_Task directions_: The records should be written out in full, with nothing altered.

## BEGIN Data entries

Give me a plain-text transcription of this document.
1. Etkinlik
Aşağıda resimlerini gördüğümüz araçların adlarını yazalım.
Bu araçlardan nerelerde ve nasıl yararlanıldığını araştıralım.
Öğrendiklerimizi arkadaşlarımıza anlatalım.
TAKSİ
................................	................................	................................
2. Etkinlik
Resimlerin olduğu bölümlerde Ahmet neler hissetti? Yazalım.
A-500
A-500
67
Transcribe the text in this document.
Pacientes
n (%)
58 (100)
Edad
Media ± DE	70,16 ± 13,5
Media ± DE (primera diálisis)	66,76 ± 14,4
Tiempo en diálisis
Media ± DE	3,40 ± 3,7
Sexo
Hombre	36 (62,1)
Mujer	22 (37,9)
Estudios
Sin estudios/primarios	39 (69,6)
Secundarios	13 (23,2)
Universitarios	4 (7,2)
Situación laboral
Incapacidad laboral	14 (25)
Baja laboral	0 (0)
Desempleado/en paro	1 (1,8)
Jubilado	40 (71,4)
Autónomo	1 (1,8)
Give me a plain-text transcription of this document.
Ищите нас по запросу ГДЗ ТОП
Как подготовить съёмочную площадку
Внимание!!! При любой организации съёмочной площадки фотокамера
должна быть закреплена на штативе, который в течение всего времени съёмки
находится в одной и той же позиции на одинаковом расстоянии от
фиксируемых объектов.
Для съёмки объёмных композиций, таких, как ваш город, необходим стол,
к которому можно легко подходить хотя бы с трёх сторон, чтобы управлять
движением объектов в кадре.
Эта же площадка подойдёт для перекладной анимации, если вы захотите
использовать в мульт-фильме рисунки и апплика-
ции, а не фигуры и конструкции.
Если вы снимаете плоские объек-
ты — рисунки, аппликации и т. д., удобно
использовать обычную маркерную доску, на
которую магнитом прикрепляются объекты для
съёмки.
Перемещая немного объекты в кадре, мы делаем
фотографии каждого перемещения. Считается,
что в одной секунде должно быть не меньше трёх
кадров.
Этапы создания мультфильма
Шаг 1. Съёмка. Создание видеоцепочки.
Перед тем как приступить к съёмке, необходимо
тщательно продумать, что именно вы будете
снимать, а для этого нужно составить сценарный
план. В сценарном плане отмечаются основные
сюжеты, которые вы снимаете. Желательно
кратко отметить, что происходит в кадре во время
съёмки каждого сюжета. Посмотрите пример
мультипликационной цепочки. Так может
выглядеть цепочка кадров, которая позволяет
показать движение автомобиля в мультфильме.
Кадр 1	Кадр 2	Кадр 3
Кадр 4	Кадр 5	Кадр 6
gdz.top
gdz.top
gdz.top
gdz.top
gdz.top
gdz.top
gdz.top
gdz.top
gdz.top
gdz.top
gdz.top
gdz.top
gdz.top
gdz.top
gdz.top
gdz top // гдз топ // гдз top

## END Data entries

_Output below_:
Give me a plain-text transcription of this document.
1. Etkinlik
Aşağıda resimlerini gördüğümüz araçların adlarını yazalım.
Bu araçlardan nerelerde ve nasıl yararlanıldığını araştıralım.
Öğrendiklerimizi arkadaşlarımıza anlatalım.
TAKSİ
................................	................................	................................
2. Etkinlik
Resimlerin olduğu bölümlerde Ahmet neler hissetti? Yazalım.
A-500
A-500
67
Transcribe the text in this document.
Pacientes
n (%)
58 (100)
Edad
Media ± DE	70,16 ± 13,5
Media ± DE (primera diálisis)	66,76 ± 14,4
Tiempo en diálisis
Media ± DE	3,40 ± 3,7
Sexo
Hombre	36 (62,1)
Mujer	22 (37,9)
Estudios
Sin estudios/primarios	39 (69,6)
Secundarios	13 (23,2)
Universitarios	4 (7,2)
Situación laboral
Incapacidad laboral	14 (25)
Baja laboral	0 (0)
Desempleado/en paro	1 (1,8)
Jubilado	40 (71,4)
Autónomo	1 (1,8)
Give me a plain-text transcription of this document.
Ищите нас по запросу ГДЗ ТОП
Как подготовить съёмочную площадку
Внимание!!! При любой организации съёмочной площадки фотокамера
должна быть закреплена на штативе, который в течение всего времени съёмки
находится в одной и той же позиции на одинаковом расстоянии от
фиксируемых объектов.
Для съёмки объёмных композиций, таких, как ваш город, необходим стол,
к которому можно легко подходить хотя бы с трёх сторон, чтобы управлять
движением объектов в кадре.
Эта же площадка подойдёт для перекладной анимации, если вы захотите
использовать в мульт-фильме рисунки и апплика-
ции, а не фигуры и конструкции.
Если вы снимаете плоские объек-
ты — рисунки, аппликации и т. д., удобно
использовать обычную маркерную доску, на
которую магнитом прикрепляются объекты для
съёмки.
Перемещая немного объекты в кадре, мы делаем
фотографии каждого перемещения. Считается,
что в одной секунде должно быть не меньше трёх
кадров.
Этапы создания мультфильма
Шаг 1. Съёмка. Создание видеоцепочки.
Перед тем как приступить к съёмке, необходимо
тщательно продумать, что именно вы будете
снимать, а для этого нужно составить сценарный
план. В сценарном плане отмечаются основные
сюжеты, которые вы снимаете. Желательно
кратко отметить, что происходит в кадре во время
съёмки каждого сюжета. Посмотрите пример
мультипликационной цепочки. Так может
выглядеть цепочка кадров, которая позволяет
показать движение автомобиля в мультфильме.
Кадр 1	Кадр 2	Кадр 3
Кадр 4	Кадр 5	Кадр 6
gdz.top
gdz.top
gdz.top
gdz.top
gdz.top
gdz.top
gdz.top
gdz.top
gdz.top
gdz.top
gdz.top
gdz.top
gdz.top
gdz.top
gdz.top
gdz top // гдз топ // гдз top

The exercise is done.